** START **

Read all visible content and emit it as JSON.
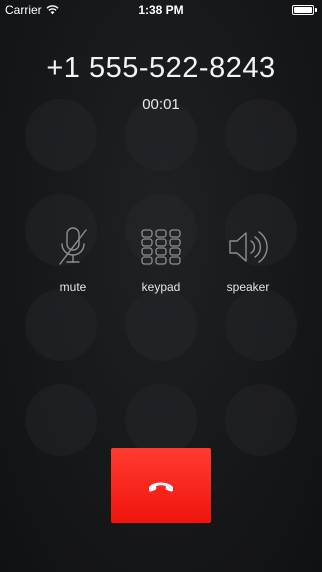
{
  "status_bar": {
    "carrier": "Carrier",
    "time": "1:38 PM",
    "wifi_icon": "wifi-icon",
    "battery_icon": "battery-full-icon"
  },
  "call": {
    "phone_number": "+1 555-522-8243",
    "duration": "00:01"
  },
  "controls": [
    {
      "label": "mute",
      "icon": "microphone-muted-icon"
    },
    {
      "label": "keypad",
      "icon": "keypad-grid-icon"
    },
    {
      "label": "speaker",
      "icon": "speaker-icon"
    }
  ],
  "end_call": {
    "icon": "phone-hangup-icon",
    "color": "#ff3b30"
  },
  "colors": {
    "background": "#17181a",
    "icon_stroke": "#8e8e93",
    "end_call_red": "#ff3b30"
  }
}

** END **
** START **

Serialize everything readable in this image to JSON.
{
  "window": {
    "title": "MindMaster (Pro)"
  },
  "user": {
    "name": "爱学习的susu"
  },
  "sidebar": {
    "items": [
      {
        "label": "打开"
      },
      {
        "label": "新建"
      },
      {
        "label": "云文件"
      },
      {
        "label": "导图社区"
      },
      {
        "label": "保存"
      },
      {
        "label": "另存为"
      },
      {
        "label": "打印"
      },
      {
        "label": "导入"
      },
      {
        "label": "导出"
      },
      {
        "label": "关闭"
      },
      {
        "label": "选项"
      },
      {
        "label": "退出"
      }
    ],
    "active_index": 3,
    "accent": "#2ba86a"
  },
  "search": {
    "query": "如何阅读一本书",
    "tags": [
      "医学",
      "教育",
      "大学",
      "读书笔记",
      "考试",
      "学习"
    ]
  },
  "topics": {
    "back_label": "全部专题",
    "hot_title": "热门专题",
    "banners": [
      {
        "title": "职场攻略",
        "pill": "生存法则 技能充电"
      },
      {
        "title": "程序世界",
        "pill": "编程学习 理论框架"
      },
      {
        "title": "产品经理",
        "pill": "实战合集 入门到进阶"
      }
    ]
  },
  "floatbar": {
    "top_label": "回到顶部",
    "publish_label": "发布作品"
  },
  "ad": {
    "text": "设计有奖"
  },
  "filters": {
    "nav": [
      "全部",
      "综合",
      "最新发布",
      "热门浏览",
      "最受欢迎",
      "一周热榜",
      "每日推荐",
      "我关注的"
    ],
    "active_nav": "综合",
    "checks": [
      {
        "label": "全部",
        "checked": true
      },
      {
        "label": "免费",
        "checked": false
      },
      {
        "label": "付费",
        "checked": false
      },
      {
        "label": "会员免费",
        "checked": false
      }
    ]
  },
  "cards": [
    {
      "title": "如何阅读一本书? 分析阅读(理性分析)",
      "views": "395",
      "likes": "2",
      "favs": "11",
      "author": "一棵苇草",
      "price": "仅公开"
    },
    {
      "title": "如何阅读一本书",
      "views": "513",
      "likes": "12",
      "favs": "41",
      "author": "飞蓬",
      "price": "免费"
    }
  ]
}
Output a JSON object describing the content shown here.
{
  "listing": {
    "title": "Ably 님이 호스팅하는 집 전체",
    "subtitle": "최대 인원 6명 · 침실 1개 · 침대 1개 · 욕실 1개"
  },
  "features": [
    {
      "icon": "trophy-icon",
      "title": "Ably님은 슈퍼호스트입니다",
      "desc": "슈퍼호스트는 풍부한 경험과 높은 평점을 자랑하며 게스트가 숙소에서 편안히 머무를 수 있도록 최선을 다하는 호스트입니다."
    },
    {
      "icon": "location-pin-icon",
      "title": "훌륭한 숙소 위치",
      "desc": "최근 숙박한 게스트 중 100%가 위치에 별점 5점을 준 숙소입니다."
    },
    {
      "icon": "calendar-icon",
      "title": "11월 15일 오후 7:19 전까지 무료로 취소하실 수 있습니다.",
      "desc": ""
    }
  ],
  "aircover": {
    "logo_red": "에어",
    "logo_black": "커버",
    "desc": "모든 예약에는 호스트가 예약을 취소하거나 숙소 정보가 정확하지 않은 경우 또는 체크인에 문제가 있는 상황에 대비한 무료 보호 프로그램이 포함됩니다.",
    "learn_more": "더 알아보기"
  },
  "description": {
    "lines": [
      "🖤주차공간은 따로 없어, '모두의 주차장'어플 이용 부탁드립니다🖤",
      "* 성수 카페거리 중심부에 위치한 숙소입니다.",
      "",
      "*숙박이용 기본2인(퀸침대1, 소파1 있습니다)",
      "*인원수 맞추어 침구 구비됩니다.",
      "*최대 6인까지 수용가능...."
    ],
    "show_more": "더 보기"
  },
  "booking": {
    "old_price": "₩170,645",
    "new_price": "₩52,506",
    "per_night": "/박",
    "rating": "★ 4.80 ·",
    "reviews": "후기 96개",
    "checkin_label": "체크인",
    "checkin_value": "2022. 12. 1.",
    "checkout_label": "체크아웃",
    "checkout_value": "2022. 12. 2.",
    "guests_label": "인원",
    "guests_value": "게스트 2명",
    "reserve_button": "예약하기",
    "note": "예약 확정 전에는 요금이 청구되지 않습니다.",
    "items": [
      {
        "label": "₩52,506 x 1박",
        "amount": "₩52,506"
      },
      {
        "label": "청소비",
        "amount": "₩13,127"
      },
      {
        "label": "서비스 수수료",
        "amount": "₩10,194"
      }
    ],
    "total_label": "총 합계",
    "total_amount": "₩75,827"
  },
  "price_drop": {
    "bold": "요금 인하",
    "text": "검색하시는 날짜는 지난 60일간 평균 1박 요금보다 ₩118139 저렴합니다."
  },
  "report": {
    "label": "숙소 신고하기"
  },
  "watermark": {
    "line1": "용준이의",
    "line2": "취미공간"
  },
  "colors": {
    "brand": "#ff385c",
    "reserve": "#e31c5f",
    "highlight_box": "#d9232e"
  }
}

** END **

*WHAT IS ASKED*:
Which lines include the word "text"? Copy every one of them.

*COMPLETE ANSWER*:
    "text": "设计有奖"
    "text": "검색하시는 날짜는 지난 60일간 평균 1박 요금보다 ₩118139 저렴합니다."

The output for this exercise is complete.